Written instruction: Will you transcribe the entries that follow, exactly and in full?

## START Source data

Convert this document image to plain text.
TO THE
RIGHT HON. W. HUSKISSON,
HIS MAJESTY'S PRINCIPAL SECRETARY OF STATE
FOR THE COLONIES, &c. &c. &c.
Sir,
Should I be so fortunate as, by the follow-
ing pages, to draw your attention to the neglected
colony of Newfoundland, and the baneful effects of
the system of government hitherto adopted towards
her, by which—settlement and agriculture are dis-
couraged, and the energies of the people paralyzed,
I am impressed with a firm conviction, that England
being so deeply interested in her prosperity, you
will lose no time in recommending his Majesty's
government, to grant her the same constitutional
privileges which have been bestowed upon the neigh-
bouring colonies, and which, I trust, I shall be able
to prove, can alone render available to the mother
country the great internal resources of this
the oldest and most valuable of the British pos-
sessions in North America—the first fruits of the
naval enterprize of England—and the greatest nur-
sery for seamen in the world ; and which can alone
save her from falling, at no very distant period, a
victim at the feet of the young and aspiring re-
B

## END Source data

Task result:
Convert this document image to plain text.
TO THE
RIGHT HON. W. HUSKISSON,
HIS MAJESTY'S PRINCIPAL SECRETARY OF STATE
FOR THE COLONIES, &c. &c. &c.
Sir,
Should I be so fortunate as, by the follow-
ing pages, to draw your attention to the neglected
colony of Newfoundland, and the baneful effects of
the system of government hitherto adopted towards
her, by which—settlement and agriculture are dis-
couraged, and the energies of the people paralyzed,
I am impressed with a firm conviction, that England
being so deeply interested in her prosperity, you
will lose no time in recommending his Majesty's
government, to grant her the same constitutional
privileges which have been bestowed upon the neigh-
bouring colonies, and which, I trust, I shall be able
to prove, can alone render available to the mother
country the great internal resources of this
the oldest and most valuable of the British pos-
sessions in North America—the first fruits of the
naval enterprize of England—and the greatest nur-
sery for seamen in the world ; and which can alone
save her from falling, at no very distant period, a
victim at the feet of the young and aspiring re-
B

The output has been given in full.